> [EXERCISE] Quote all lines below exactly. Images stay out.

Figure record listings
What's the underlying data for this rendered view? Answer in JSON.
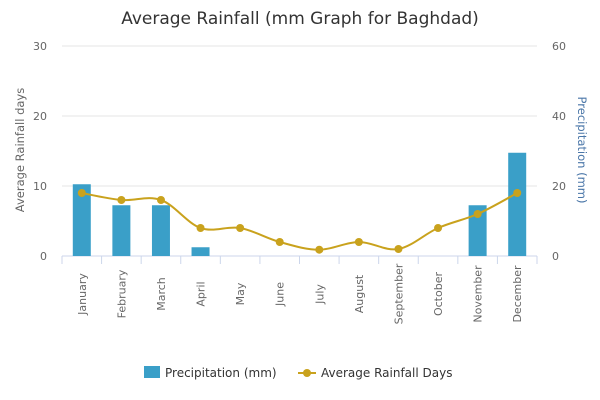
{
  "chart_data": {
    "type": "bar",
    "title": "Average Rainfall (mm Graph for Baghdad)",
    "categories": [
      "January",
      "February",
      "March",
      "April",
      "May",
      "June",
      "July",
      "August",
      "September",
      "October",
      "November",
      "December"
    ],
    "y_left": {
      "label": "Average Rainfall days",
      "lim": [
        0,
        30
      ],
      "ticks": [
        0,
        10,
        20,
        30
      ]
    },
    "y_right": {
      "label": "Precipitation (mm)",
      "lim": [
        0,
        60
      ],
      "ticks": [
        0,
        20,
        40,
        60
      ],
      "color": "#4a76a8"
    },
    "series": [
      {
        "name": "Precipitation (mm)",
        "type": "bar",
        "axis": "right",
        "color": "#3a9fc8",
        "values": [
          20.5,
          14.5,
          14.5,
          2.5,
          0,
          0,
          0,
          0,
          0,
          0,
          14.5,
          29.5
        ]
      },
      {
        "name": "Average Rainfall Days",
        "type": "line",
        "axis": "left",
        "color": "#c9a21d",
        "values": [
          9,
          8,
          8,
          4,
          4,
          2,
          0.9,
          2,
          1,
          4,
          6,
          9
        ]
      }
    ],
    "legend": "bottom-center",
    "grid": true
  }
}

> [COMPLETED EXERCISE]
What's the underlying data for this rendered view? Answer in JSON.
{
  "chart_data": {
    "type": "bar",
    "title": "Average Rainfall (mm Graph for Baghdad)",
    "categories": [
      "January",
      "February",
      "March",
      "April",
      "May",
      "June",
      "July",
      "August",
      "September",
      "October",
      "November",
      "December"
    ],
    "y_left": {
      "label": "Average Rainfall days",
      "lim": [
        0,
        30
      ],
      "ticks": [
        0,
        10,
        20,
        30
      ]
    },
    "y_right": {
      "label": "Precipitation (mm)",
      "lim": [
        0,
        60
      ],
      "ticks": [
        0,
        20,
        40,
        60
      ],
      "color": "#4a76a8"
    },
    "series": [
      {
        "name": "Precipitation (mm)",
        "type": "bar",
        "axis": "right",
        "color": "#3a9fc8",
        "values": [
          20.5,
          14.5,
          14.5,
          2.5,
          0,
          0,
          0,
          0,
          0,
          0,
          14.5,
          29.5
        ]
      },
      {
        "name": "Average Rainfall Days",
        "type": "line",
        "axis": "left",
        "color": "#c9a21d",
        "values": [
          9,
          8,
          8,
          4,
          4,
          2,
          0.9,
          2,
          1,
          4,
          6,
          9
        ]
      }
    ],
    "legend": "bottom-center",
    "grid": true
  }
}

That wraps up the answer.